Exercise goal → Which lines in the records below contain the word "emotions"? Copy each of them.

Data rows →
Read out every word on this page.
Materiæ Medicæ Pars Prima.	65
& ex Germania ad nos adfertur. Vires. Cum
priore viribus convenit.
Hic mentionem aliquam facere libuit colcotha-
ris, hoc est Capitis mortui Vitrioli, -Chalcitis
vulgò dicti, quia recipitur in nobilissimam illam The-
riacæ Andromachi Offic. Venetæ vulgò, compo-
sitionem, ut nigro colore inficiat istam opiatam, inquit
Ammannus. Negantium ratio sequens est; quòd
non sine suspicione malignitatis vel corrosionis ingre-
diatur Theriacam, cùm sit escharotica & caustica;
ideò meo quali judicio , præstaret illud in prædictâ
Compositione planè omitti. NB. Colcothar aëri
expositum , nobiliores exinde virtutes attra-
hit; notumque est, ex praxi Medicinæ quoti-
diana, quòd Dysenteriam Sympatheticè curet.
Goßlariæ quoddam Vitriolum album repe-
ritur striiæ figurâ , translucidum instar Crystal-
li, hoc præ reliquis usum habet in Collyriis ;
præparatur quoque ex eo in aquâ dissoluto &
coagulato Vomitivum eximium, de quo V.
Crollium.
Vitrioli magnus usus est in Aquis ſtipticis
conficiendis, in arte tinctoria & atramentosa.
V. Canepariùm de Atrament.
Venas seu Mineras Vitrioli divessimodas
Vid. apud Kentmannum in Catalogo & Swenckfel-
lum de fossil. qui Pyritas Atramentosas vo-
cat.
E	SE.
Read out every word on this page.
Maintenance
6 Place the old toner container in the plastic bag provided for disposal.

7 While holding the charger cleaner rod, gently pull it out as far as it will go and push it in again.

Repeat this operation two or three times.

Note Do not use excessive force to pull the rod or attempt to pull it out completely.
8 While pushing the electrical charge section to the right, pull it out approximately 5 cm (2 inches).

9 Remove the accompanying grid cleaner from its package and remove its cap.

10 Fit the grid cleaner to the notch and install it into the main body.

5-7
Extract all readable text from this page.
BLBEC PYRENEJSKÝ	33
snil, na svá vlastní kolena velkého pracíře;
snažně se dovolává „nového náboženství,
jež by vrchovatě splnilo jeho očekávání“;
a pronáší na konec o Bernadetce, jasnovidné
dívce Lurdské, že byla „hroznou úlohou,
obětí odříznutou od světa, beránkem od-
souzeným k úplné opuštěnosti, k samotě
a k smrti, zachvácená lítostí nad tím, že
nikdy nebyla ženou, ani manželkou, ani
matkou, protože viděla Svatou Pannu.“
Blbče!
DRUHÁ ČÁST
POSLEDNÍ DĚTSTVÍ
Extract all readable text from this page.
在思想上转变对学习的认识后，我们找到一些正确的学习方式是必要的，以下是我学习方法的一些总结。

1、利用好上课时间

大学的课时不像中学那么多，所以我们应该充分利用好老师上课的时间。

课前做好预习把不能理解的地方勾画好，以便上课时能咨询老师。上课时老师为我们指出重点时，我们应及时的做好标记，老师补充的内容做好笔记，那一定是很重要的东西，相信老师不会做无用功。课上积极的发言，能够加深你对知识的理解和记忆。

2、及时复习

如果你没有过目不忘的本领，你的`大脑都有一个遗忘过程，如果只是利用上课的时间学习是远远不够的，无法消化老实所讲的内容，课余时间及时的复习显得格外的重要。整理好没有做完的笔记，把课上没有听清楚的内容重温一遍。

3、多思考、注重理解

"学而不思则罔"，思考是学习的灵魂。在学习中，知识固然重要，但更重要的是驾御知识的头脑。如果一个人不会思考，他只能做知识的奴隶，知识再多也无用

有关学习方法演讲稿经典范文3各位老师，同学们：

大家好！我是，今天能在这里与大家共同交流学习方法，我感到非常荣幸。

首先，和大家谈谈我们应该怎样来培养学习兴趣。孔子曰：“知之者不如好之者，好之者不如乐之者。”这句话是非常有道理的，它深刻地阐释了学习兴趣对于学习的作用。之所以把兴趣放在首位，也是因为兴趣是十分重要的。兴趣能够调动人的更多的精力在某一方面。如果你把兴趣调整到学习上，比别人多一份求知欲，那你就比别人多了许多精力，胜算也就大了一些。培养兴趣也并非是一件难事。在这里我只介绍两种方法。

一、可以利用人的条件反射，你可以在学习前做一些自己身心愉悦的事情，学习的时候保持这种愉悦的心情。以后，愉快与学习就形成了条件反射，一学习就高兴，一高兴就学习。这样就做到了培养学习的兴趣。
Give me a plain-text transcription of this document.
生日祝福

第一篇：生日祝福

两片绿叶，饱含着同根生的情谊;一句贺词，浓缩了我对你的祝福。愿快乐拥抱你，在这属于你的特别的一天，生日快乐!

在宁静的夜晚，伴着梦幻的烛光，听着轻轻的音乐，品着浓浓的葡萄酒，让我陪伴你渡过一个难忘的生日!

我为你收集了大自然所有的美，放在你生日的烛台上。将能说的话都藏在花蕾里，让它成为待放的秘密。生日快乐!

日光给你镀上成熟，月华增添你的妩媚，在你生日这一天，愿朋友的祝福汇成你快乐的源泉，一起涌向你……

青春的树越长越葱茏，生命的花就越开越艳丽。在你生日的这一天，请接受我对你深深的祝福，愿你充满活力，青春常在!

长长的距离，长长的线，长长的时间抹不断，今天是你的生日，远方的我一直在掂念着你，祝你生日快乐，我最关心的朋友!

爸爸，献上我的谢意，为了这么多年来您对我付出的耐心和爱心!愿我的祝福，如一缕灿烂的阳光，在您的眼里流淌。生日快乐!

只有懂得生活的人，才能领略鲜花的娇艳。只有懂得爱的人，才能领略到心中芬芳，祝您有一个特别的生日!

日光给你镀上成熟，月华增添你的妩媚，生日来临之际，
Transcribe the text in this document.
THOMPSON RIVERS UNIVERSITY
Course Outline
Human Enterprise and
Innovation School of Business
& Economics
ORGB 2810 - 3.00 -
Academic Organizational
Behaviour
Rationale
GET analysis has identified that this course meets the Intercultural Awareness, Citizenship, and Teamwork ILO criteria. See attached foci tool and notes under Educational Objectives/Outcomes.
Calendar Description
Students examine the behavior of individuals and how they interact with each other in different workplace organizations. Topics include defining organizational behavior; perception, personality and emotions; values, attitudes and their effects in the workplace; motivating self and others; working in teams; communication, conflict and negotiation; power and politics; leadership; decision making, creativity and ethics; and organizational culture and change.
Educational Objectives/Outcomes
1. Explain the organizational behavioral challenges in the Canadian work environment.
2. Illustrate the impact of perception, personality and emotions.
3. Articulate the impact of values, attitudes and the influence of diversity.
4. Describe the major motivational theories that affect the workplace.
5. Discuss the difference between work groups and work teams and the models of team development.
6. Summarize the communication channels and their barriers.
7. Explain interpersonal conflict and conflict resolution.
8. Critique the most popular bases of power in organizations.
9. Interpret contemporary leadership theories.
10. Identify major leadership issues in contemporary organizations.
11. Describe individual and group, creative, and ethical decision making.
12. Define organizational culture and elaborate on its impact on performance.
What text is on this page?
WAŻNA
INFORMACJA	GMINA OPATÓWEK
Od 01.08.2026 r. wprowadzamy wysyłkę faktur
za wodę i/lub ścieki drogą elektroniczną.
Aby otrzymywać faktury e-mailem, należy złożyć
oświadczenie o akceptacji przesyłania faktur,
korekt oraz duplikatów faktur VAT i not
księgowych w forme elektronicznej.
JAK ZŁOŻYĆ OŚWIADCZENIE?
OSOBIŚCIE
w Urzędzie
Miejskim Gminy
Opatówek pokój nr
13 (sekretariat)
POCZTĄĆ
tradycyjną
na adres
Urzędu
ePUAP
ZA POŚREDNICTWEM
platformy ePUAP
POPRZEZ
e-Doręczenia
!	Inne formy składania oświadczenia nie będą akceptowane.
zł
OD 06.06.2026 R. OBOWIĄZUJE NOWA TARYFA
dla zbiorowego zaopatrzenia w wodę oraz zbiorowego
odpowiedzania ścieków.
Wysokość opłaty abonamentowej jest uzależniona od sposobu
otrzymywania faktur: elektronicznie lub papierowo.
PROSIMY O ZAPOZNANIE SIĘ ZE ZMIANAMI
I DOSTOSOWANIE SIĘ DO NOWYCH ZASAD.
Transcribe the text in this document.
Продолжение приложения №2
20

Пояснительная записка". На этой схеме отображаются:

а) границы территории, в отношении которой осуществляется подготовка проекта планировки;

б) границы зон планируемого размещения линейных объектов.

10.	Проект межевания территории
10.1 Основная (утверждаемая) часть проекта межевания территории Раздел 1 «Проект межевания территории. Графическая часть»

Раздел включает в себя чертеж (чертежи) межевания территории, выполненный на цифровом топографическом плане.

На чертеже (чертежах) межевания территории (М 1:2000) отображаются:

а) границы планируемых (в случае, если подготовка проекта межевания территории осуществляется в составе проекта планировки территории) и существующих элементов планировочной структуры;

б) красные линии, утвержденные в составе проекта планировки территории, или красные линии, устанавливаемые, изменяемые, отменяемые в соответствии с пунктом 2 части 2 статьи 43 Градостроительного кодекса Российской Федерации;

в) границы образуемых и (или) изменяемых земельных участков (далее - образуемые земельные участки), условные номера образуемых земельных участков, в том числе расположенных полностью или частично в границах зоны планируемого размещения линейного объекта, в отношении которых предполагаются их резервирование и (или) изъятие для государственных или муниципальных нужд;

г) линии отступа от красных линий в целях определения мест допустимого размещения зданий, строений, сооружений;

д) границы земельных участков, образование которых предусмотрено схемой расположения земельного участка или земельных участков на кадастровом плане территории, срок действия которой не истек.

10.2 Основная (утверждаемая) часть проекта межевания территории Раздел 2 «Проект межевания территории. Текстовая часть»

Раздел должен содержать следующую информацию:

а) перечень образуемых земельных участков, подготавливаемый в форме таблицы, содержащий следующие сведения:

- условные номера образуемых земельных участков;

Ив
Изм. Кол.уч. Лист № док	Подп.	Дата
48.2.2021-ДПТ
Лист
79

Exercise response →
Students examine the behavior of individuals and how they interact with each other in different workplace organizations. Topics include defining organizational behavior; perception, personality and emotions; values, attitudes and their effects in the workplace; motivating self and others; working in teams; communication, conflict and negotiation; power and politics; leadership; decision making, creativity and ethics; and organizational culture and change.
2. Illustrate the impact of perception, personality and emotions.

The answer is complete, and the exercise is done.